● Task directions: Every line below should be copied exactly; drop the pictures.

● Exercise inputs:
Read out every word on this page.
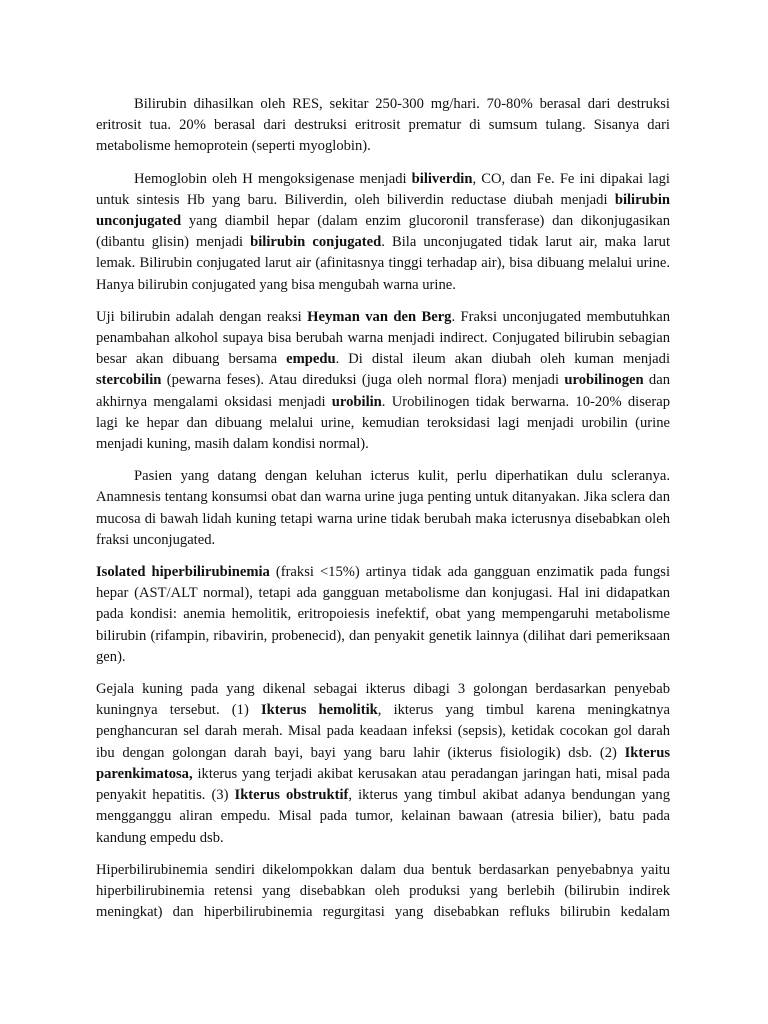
Bilirubin dihasilkan oleh RES, sekitar 250-300 mg/hari. 70-80% berasal dari destruksi eritrosit tua. 20% berasal dari destruksi eritrosit prematur di sumsum tulang. Sisanya dari metabolisme hemoprotein (seperti myoglobin).

Hemoglobin oleh H mengoksigenase menjadi biliverdin, CO, dan Fe. Fe ini dipakai lagi untuk sintesis Hb yang baru. Biliverdin, oleh biliverdin reductase diubah menjadi bilirubin unconjugated yang diambil hepar (dalam enzim glucoronil transferase) dan dikonjugasikan (dibantu glisin) menjadi bilirubin conjugated. Bila unconjugated tidak larut air, maka larut lemak. Bilirubin conjugated larut air (afinitasnya tinggi terhadap air), bisa dibuang melalui urine. Hanya bilirubin conjugated yang bisa mengubah warna urine.

Uji bilirubin adalah dengan reaksi Heyman van den Berg. Fraksi unconjugated membutuhkan penambahan alkohol supaya bisa berubah warna menjadi indirect. Conjugated bilirubin sebagian besar akan dibuang bersama empedu. Di distal ileum akan diubah oleh kuman menjadi stercobilin (pewarna feses). Atau direduksi (juga oleh normal flora) menjadi urobilinogen dan akhirnya mengalami oksidasi menjadi urobilin. Urobilinogen tidak berwarna. 10-20% diserap lagi ke hepar dan dibuang melalui urine, kemudian teroksidasi lagi menjadi urobilin (urine menjadi kuning, masih dalam kondisi normal).

Pasien yang datang dengan keluhan icterus kulit, perlu diperhatikan dulu scleranya. Anamnesis tentang konsumsi obat dan warna urine juga penting untuk ditanyakan. Jika sclera dan mucosa di bawah lidah kuning tetapi warna urine tidak berubah maka icterusnya disebabkan oleh fraksi unconjugated.

Isolated hiperbilirubinemia (fraksi <15%) artinya tidak ada gangguan enzimatik pada fungsi hepar (AST/ALT normal), tetapi ada gangguan metabolisme dan konjugasi. Hal ini didapatkan pada kondisi: anemia hemolitik, eritropoiesis inefektif, obat yang mempengaruhi metabolisme bilirubin (rifampin, ribavirin, probenecid), dan penyakit genetik lainnya (dilihat dari pemeriksaan gen).

Gejala kuning pada yang dikenal sebagai ikterus dibagi 3 golongan berdasarkan penyebab kuningnya tersebut. (1) Ikterus hemolitik, ikterus yang timbul karena meningkatnya penghancuran sel darah merah. Misal pada keadaan infeksi (sepsis), ketidak cocokan gol darah ibu dengan golongan darah bayi, bayi yang baru lahir (ikterus fisiologik) dsb. (2) Ikterus parenkimatosa, ikterus yang terjadi akibat kerusakan atau peradangan jaringan hati, misal pada penyakit hepatitis. (3) Ikterus obstruktif, ikterus yang timbul akibat adanya bendungan yang mengganggu aliran empedu. Misal pada tumor, kelainan bawaan (atresia bilier), batu pada kandung empedu dsb.

Hiperbilirubinemia sendiri dikelompokkan dalam dua bentuk berdasarkan penyebabnya yaitu hiperbilirubinemia retensi yang disebabkan oleh produksi yang berlebih (bilirubin indirek meningkat) dan hiperbilirubinemia regurgitasi yang disebabkan refluks bilirubin kedalam
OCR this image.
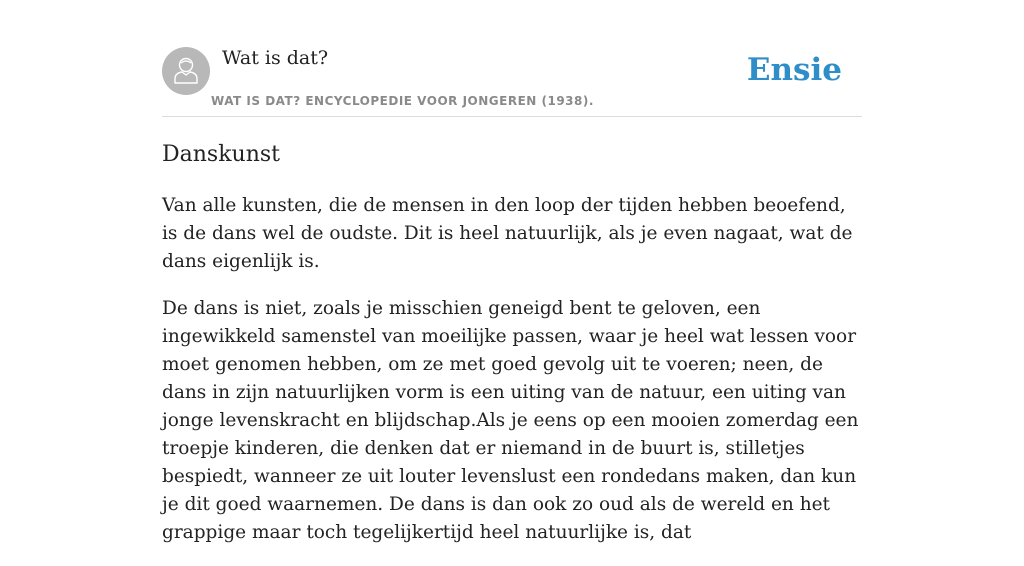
Wat is dat?
WAT IS DAT? ENCYCLOPEDIE VOOR JONGEREN (1938).
Ensie
Danskunst

Van alle kunsten, die de mensen in den loop der tijden hebben beoefend, is de dans wel de oudste. Dit is heel natuurlijk, als je even nagaat, wat de dans eigenlijk is.

De dans is niet, zoals je misschien geneigd bent te geloven, een ingewikkeld samenstel van moeilijke passen, waar je heel wat lessen voor moet genomen hebben, om ze met goed gevolg uit te voeren; neen, de dans in zijn natuurlijken vorm is een uiting van de natuur, een uiting van jonge levenskracht en blijdschap.Als je eens op een mooien zomerdag een troepje kinderen, die denken dat er niemand in de buurt is, stilletjes bespiedt, wanneer ze uit louter levenslust een rondedans maken, dan kun je dit goed waarnemen. De dans is dan ook zo oud als de wereld en het grappige maar toch tegelijkertijd heel natuurlijke is, dat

● Result:
Read out every word on this page.
Bilirubin dihasilkan oleh RES, sekitar 250-300 mg/hari. 70-80% berasal dari destruksi eritrosit tua. 20% berasal dari destruksi eritrosit prematur di sumsum tulang. Sisanya dari metabolisme hemoprotein (seperti myoglobin).

Hemoglobin oleh H mengoksigenase menjadi biliverdin, CO, dan Fe. Fe ini dipakai lagi untuk sintesis Hb yang baru. Biliverdin, oleh biliverdin reductase diubah menjadi bilirubin unconjugated yang diambil hepar (dalam enzim glucoronil transferase) dan dikonjugasikan (dibantu glisin) menjadi bilirubin conjugated. Bila unconjugated tidak larut air, maka larut lemak. Bilirubin conjugated larut air (afinitasnya tinggi terhadap air), bisa dibuang melalui urine. Hanya bilirubin conjugated yang bisa mengubah warna urine.

Uji bilirubin adalah dengan reaksi Heyman van den Berg. Fraksi unconjugated membutuhkan penambahan alkohol supaya bisa berubah warna menjadi indirect. Conjugated bilirubin sebagian besar akan dibuang bersama empedu. Di distal ileum akan diubah oleh kuman menjadi stercobilin (pewarna feses). Atau direduksi (juga oleh normal flora) menjadi urobilinogen dan akhirnya mengalami oksidasi menjadi urobilin. Urobilinogen tidak berwarna. 10-20% diserap lagi ke hepar dan dibuang melalui urine, kemudian teroksidasi lagi menjadi urobilin (urine menjadi kuning, masih dalam kondisi normal).

Pasien yang datang dengan keluhan icterus kulit, perlu diperhatikan dulu scleranya. Anamnesis tentang konsumsi obat dan warna urine juga penting untuk ditanyakan. Jika sclera dan mucosa di bawah lidah kuning tetapi warna urine tidak berubah maka icterusnya disebabkan oleh fraksi unconjugated.

Isolated hiperbilirubinemia (fraksi <15%) artinya tidak ada gangguan enzimatik pada fungsi hepar (AST/ALT normal), tetapi ada gangguan metabolisme dan konjugasi. Hal ini didapatkan pada kondisi: anemia hemolitik, eritropoiesis inefektif, obat yang mempengaruhi metabolisme bilirubin (rifampin, ribavirin, probenecid), dan penyakit genetik lainnya (dilihat dari pemeriksaan gen).

Gejala kuning pada yang dikenal sebagai ikterus dibagi 3 golongan berdasarkan penyebab kuningnya tersebut. (1) Ikterus hemolitik, ikterus yang timbul karena meningkatnya penghancuran sel darah merah. Misal pada keadaan infeksi (sepsis), ketidak cocokan gol darah ibu dengan golongan darah bayi, bayi yang baru lahir (ikterus fisiologik) dsb. (2) Ikterus parenkimatosa, ikterus yang terjadi akibat kerusakan atau peradangan jaringan hati, misal pada penyakit hepatitis. (3) Ikterus obstruktif, ikterus yang timbul akibat adanya bendungan yang mengganggu aliran empedu. Misal pada tumor, kelainan bawaan (atresia bilier), batu pada kandung empedu dsb.

Hiperbilirubinemia sendiri dikelompokkan dalam dua bentuk berdasarkan penyebabnya yaitu hiperbilirubinemia retensi yang disebabkan oleh produksi yang berlebih (bilirubin indirek meningkat) dan hiperbilirubinemia regurgitasi yang disebabkan refluks bilirubin kedalam
OCR this image.
Wat is dat?
WAT IS DAT? ENCYCLOPEDIE VOOR JONGEREN (1938).
Ensie
Danskunst

Van alle kunsten, die de mensen in den loop der tijden hebben beoefend, is de dans wel de oudste. Dit is heel natuurlijk, als je even nagaat, wat de dans eigenlijk is.

De dans is niet, zoals je misschien geneigd bent te geloven, een ingewikkeld samenstel van moeilijke passen, waar je heel wat lessen voor moet genomen hebben, om ze met goed gevolg uit te voeren; neen, de dans in zijn natuurlijken vorm is een uiting van de natuur, een uiting van jonge levenskracht en blijdschap.Als je eens op een mooien zomerdag een troepje kinderen, die denken dat er niemand in de buurt is, stilletjes bespiedt, wanneer ze uit louter levenslust een rondedans maken, dan kun je dit goed waarnemen. De dans is dan ook zo oud als de wereld en het grappige maar toch tegelijkertijd heel natuurlijke is, dat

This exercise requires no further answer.